- Given problem -
Each line that includes the word "Seguridad" counts once; give the total and nothing more.

- Some records -
»»

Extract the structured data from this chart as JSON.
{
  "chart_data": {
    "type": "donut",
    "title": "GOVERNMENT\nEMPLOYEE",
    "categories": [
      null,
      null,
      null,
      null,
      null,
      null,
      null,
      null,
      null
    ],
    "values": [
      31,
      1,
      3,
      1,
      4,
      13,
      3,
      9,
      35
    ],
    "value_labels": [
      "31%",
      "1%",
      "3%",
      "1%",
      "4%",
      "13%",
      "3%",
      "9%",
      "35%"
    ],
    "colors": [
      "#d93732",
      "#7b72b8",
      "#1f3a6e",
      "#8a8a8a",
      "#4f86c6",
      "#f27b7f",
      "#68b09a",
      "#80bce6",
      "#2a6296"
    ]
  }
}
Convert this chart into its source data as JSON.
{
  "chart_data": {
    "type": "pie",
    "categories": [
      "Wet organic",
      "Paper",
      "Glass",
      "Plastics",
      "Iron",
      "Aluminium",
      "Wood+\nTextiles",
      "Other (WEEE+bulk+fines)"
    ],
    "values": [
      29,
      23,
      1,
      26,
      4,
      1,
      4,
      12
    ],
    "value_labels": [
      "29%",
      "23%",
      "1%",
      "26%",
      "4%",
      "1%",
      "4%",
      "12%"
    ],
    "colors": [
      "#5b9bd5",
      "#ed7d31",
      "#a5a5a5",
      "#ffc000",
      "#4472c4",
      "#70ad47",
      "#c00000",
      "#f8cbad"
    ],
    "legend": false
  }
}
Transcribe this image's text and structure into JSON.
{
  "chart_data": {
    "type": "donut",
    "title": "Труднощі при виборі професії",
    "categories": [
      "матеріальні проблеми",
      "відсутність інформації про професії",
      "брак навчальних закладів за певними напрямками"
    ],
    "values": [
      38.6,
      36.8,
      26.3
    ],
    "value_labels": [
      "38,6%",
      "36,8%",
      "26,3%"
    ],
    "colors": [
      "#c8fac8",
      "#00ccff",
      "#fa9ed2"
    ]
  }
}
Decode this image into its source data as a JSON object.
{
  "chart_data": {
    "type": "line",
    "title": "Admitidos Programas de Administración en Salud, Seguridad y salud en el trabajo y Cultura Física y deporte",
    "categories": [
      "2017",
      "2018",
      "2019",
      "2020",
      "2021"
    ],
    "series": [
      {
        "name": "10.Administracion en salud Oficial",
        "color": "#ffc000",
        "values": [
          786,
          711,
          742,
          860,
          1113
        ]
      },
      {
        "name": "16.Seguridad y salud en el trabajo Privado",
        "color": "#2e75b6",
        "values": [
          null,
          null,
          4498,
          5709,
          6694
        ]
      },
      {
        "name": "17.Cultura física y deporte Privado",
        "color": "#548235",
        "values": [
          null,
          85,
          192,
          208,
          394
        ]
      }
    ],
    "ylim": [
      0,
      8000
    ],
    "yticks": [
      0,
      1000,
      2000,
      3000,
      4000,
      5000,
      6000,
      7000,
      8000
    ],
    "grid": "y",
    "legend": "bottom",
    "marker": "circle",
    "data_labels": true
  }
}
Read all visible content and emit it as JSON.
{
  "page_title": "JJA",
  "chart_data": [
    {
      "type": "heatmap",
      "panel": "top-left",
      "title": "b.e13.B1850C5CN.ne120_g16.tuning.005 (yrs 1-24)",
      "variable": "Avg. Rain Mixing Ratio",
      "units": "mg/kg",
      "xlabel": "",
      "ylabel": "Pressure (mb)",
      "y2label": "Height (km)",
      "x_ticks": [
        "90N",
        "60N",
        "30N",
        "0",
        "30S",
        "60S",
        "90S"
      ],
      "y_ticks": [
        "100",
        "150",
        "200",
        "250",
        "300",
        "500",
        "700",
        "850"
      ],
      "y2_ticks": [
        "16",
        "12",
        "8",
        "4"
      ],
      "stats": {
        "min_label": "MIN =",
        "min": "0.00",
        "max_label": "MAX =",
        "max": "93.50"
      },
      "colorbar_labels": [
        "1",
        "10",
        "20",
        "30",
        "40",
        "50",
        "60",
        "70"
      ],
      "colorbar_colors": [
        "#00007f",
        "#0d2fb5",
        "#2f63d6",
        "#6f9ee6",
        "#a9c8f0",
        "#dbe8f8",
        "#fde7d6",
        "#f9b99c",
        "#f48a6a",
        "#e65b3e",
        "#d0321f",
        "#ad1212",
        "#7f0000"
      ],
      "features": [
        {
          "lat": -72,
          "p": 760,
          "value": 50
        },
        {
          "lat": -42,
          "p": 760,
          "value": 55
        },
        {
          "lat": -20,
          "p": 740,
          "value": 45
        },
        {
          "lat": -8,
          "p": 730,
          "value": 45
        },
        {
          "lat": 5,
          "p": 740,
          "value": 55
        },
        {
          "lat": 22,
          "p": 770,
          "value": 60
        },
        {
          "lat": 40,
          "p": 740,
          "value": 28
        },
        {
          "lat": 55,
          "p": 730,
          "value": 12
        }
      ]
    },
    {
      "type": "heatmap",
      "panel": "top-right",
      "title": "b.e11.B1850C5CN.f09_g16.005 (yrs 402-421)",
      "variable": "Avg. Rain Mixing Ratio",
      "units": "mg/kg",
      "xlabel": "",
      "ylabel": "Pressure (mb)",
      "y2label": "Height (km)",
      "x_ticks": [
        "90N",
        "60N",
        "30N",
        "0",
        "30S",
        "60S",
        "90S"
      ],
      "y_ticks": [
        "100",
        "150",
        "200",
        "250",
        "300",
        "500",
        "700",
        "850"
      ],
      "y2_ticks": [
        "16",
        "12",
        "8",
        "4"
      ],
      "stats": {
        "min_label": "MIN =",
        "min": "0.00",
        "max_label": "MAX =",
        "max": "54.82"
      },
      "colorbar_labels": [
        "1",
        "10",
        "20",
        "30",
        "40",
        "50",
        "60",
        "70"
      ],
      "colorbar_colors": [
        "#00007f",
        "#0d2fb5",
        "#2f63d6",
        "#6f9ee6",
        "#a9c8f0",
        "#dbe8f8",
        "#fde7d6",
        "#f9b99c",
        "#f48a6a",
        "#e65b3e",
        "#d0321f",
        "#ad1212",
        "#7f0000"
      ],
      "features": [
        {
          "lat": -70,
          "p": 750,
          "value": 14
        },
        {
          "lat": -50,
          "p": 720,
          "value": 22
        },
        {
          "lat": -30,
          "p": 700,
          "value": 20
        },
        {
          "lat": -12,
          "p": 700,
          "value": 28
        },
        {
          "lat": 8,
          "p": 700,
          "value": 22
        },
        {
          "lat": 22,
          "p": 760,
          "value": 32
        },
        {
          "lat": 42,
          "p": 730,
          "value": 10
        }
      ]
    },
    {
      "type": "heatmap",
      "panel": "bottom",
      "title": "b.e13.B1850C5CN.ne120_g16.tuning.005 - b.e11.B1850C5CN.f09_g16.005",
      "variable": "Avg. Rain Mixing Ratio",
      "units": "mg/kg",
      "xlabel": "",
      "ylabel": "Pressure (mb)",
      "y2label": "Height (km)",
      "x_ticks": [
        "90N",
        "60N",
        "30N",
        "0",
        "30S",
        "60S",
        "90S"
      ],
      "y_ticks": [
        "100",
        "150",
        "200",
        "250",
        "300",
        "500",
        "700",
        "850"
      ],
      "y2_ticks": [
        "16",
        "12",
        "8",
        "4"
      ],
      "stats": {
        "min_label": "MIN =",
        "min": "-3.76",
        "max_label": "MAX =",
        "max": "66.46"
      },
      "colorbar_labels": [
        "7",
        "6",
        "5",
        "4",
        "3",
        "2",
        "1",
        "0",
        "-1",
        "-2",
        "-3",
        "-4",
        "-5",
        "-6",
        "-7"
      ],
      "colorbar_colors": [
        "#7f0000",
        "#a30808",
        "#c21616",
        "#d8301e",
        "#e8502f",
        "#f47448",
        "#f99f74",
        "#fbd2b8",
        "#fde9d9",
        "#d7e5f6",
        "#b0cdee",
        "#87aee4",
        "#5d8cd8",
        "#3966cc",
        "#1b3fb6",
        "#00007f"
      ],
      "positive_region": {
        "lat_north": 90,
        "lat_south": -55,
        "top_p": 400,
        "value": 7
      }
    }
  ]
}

««

- Final result -
2